Retype, without changes, every line from the line that contains "What text is on this page?" through the final line of the records. Exclude pictures.

>> START GIVEN DATA

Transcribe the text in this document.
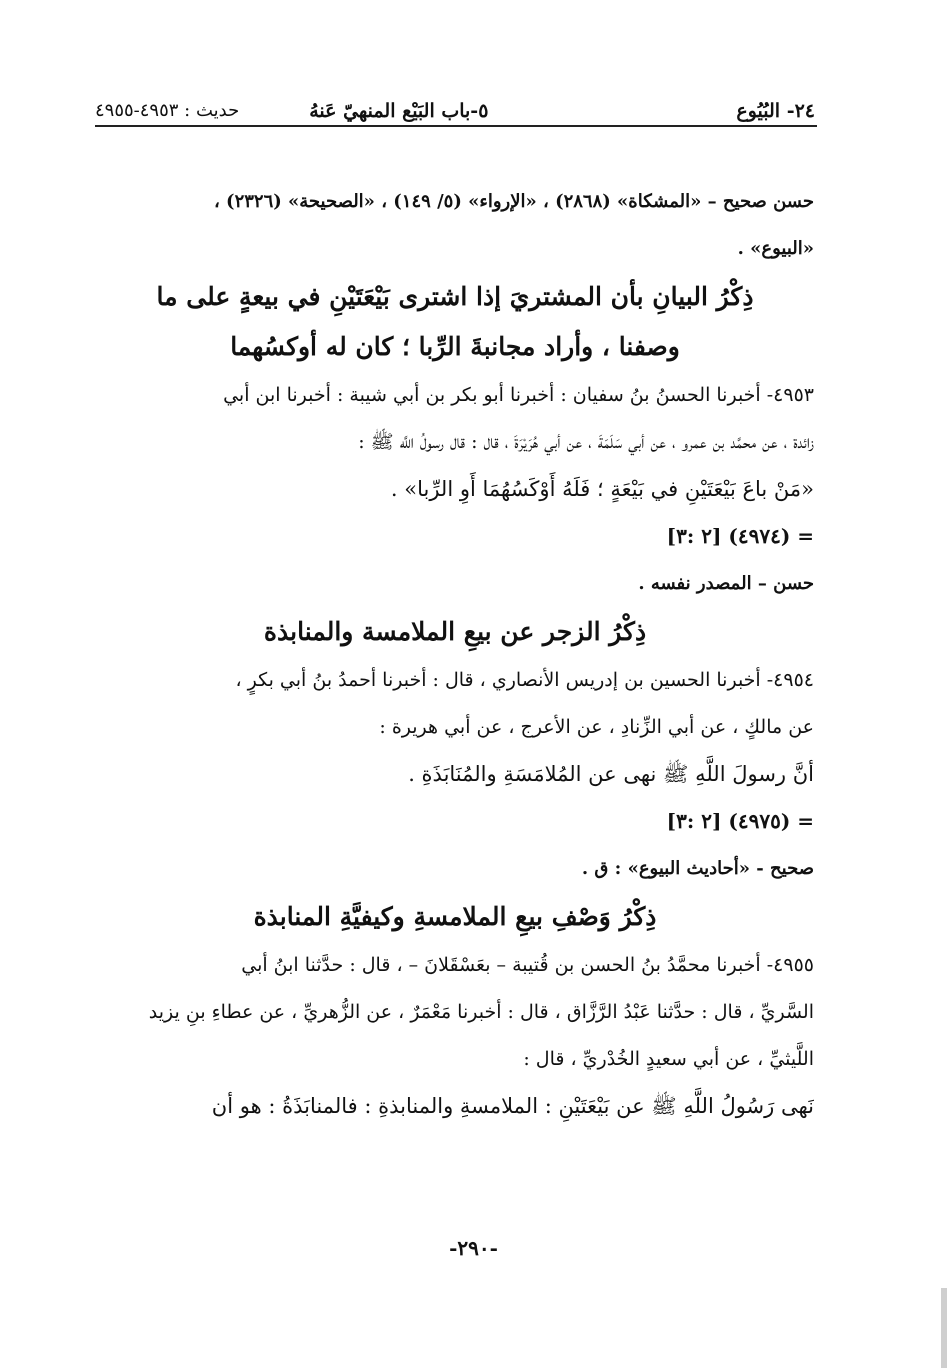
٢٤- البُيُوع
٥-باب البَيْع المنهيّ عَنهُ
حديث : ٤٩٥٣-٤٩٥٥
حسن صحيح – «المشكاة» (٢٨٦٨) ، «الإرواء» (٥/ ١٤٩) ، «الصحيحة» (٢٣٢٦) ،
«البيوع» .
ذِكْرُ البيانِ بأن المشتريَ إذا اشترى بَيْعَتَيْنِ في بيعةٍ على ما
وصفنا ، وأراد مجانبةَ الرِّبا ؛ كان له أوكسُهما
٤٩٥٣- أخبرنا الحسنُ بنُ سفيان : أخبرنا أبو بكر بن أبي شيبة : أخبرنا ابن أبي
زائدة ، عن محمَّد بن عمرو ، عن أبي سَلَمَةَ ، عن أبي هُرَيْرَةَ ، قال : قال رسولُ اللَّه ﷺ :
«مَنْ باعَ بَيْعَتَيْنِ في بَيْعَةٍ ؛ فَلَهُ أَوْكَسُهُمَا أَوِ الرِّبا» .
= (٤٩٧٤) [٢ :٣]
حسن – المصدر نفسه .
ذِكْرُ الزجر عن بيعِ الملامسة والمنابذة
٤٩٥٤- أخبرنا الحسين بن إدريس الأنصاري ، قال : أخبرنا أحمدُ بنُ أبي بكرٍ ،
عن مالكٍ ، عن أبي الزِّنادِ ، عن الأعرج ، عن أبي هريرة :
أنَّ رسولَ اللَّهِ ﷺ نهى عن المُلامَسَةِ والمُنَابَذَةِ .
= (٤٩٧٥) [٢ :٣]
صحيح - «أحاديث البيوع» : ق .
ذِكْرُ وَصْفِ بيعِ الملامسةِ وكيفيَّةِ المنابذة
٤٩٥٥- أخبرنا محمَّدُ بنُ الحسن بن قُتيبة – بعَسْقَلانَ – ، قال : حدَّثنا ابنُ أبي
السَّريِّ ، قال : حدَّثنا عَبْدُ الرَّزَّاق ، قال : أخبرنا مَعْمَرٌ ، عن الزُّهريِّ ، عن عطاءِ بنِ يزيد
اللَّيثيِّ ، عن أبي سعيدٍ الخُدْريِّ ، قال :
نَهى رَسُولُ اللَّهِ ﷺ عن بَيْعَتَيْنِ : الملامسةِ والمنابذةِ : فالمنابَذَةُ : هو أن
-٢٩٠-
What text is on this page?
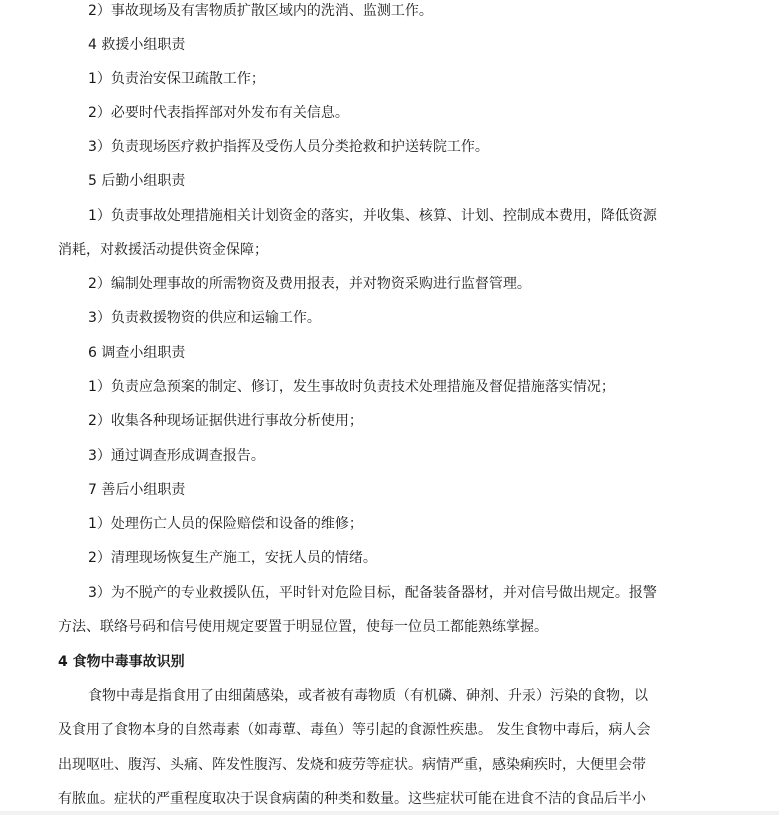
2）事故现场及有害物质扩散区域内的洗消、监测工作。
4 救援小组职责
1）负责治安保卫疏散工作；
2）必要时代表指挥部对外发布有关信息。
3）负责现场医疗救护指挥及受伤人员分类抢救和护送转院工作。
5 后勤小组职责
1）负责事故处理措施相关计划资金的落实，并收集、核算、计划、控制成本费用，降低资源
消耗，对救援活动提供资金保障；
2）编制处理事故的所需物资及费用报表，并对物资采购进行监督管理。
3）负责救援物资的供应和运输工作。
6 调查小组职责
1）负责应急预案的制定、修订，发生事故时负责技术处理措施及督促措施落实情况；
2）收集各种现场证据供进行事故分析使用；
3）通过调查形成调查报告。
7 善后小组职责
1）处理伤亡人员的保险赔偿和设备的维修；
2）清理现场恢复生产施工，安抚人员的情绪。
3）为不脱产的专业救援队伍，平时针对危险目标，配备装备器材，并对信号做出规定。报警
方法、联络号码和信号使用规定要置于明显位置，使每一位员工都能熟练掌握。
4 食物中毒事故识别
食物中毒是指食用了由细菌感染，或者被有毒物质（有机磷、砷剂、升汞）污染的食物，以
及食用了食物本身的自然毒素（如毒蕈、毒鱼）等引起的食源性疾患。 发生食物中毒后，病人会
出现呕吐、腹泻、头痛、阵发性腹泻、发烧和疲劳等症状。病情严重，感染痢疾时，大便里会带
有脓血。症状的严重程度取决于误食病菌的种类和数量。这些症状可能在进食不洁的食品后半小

>> END GIVEN DATA

◆ **EXERCISE ANSWER**
What text is on this page?
2）事故现场及有害物质扩散区域内的洗消、监测工作。
4 救援小组职责
1）负责治安保卫疏散工作；
2）必要时代表指挥部对外发布有关信息。
3）负责现场医疗救护指挥及受伤人员分类抢救和护送转院工作。
5 后勤小组职责
1）负责事故处理措施相关计划资金的落实，并收集、核算、计划、控制成本费用，降低资源
消耗，对救援活动提供资金保障；
2）编制处理事故的所需物资及费用报表，并对物资采购进行监督管理。
3）负责救援物资的供应和运输工作。
6 调查小组职责
1）负责应急预案的制定、修订，发生事故时负责技术处理措施及督促措施落实情况；
2）收集各种现场证据供进行事故分析使用；
3）通过调查形成调查报告。
7 善后小组职责
1）处理伤亡人员的保险赔偿和设备的维修；
2）清理现场恢复生产施工，安抚人员的情绪。
3）为不脱产的专业救援队伍，平时针对危险目标，配备装备器材，并对信号做出规定。报警
方法、联络号码和信号使用规定要置于明显位置，使每一位员工都能熟练掌握。
4 食物中毒事故识别
食物中毒是指食用了由细菌感染，或者被有毒物质（有机磷、砷剂、升汞）污染的食物，以
及食用了食物本身的自然毒素（如毒蕈、毒鱼）等引起的食源性疾患。 发生食物中毒后，病人会
出现呕吐、腹泻、头痛、阵发性腹泻、发烧和疲劳等症状。病情严重，感染痢疾时，大便里会带
有脓血。症状的严重程度取决于误食病菌的种类和数量。这些症状可能在进食不洁的食品后半小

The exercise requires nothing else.